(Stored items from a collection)
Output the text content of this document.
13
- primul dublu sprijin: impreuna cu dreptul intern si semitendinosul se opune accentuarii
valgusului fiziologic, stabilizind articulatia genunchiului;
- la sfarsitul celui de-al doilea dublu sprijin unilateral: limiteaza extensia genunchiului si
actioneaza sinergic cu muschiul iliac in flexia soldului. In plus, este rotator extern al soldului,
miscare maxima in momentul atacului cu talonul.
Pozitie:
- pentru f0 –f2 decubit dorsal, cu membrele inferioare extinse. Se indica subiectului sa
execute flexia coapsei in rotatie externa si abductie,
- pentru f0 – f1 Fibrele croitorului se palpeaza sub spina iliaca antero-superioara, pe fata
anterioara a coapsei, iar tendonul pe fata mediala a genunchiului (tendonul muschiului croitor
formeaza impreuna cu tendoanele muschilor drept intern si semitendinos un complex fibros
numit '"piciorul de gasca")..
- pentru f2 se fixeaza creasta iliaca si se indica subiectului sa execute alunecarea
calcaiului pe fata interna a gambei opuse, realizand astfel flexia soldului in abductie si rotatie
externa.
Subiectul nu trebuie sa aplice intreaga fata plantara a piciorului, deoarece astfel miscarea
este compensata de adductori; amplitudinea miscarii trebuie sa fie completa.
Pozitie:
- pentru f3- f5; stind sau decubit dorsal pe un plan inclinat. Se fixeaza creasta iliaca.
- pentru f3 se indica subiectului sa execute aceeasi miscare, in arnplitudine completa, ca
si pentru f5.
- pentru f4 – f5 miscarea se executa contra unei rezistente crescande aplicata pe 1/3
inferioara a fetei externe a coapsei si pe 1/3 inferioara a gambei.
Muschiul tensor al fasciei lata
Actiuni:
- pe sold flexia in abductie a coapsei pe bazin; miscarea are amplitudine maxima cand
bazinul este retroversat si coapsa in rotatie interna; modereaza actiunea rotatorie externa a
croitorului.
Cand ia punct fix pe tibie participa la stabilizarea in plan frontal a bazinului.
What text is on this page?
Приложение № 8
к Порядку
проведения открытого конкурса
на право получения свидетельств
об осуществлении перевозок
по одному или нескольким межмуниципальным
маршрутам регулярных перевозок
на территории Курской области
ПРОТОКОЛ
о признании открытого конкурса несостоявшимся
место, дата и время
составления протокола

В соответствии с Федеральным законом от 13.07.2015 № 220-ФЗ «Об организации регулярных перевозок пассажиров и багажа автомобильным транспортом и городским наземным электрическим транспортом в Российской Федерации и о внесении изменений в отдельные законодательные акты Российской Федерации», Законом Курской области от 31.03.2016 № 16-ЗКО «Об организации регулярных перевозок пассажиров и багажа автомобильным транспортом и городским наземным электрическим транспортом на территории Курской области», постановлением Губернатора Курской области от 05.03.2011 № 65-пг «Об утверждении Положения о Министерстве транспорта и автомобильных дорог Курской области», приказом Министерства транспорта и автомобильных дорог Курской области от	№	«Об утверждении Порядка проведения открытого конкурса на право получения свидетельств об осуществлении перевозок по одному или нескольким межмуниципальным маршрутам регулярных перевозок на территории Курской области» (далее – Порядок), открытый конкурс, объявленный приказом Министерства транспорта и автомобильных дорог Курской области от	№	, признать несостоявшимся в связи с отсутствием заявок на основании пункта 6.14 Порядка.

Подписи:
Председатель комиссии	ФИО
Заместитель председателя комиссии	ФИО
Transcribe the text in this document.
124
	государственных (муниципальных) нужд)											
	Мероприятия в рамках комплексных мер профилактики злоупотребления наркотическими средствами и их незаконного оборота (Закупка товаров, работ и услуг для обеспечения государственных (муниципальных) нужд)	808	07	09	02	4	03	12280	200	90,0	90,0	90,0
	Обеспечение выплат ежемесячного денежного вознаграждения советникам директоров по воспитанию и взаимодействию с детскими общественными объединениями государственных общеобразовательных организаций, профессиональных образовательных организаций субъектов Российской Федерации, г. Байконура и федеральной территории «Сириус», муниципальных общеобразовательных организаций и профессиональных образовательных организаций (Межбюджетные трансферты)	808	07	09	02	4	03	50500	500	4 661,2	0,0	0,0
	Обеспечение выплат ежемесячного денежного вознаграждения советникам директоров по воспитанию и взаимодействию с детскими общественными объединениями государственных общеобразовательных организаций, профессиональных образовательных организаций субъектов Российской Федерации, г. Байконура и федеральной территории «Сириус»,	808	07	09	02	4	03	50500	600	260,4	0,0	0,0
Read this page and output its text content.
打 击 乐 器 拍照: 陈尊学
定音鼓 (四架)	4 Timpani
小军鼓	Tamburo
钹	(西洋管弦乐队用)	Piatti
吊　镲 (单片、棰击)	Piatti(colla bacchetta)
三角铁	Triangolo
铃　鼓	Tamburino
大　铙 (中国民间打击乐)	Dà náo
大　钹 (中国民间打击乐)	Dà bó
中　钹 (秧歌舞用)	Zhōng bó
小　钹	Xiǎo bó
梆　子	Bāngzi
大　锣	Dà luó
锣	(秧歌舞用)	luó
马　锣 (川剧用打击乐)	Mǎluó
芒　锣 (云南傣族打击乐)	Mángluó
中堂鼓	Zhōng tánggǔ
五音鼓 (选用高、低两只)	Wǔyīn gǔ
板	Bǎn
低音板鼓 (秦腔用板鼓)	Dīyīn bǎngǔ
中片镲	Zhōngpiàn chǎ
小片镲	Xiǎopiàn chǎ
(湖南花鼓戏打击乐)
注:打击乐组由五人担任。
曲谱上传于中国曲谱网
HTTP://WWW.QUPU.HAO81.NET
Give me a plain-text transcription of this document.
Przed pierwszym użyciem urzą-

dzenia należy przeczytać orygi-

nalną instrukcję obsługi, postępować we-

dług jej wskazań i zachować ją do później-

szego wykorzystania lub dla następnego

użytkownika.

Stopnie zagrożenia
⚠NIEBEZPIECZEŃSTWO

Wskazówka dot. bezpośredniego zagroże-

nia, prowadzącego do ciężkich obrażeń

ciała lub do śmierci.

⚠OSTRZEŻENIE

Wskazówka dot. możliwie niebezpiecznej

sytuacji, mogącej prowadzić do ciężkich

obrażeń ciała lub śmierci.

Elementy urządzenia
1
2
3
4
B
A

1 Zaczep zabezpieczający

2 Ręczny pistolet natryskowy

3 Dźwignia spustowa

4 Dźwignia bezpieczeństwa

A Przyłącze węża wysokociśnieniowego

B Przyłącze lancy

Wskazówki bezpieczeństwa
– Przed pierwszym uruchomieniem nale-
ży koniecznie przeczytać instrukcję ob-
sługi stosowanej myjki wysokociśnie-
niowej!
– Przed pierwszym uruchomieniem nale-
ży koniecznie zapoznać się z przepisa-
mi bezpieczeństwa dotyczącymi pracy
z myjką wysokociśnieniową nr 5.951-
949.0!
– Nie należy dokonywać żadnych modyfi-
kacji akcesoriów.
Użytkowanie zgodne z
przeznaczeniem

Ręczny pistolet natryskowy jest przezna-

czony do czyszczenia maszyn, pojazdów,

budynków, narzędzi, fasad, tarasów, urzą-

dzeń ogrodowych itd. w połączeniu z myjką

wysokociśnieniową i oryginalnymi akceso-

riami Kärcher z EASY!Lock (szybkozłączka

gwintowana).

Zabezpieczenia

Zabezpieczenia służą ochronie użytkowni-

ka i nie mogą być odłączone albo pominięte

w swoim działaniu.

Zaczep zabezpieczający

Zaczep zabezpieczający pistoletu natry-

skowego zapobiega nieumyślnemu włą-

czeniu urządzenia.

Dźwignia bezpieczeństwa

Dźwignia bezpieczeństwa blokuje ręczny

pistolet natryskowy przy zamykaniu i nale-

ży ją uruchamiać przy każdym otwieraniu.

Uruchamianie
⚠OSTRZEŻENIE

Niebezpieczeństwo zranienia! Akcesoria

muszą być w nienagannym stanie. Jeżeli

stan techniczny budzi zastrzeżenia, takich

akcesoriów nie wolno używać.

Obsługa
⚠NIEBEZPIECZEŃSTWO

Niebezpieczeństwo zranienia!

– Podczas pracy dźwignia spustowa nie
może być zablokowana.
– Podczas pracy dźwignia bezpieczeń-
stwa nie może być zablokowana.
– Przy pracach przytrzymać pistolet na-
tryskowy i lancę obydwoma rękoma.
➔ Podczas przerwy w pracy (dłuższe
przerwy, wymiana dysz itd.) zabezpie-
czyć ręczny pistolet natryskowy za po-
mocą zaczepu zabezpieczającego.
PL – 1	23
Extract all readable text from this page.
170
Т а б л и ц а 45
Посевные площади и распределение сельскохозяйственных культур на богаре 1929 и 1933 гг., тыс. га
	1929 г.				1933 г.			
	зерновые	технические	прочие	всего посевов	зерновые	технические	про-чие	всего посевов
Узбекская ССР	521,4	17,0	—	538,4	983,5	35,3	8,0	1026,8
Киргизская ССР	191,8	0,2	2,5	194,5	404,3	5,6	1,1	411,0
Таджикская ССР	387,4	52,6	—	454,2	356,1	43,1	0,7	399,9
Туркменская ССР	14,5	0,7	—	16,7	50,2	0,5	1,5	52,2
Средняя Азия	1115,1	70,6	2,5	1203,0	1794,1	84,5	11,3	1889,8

GOAL OF THE EXERCISE:
In the entries above, find every line with the word "genunchiului" and list it.

COMPLETE OUTPUT:
valgusului fiziologic, stabilizind articulatia genunchiului;
- la sfarsitul celui de-al doilea dublu sprijin unilateral: limiteaza extensia genunchiului si
anterioara a coapsei, iar tendonul pe fata mediala a genunchiului (tendonul muschiului croitor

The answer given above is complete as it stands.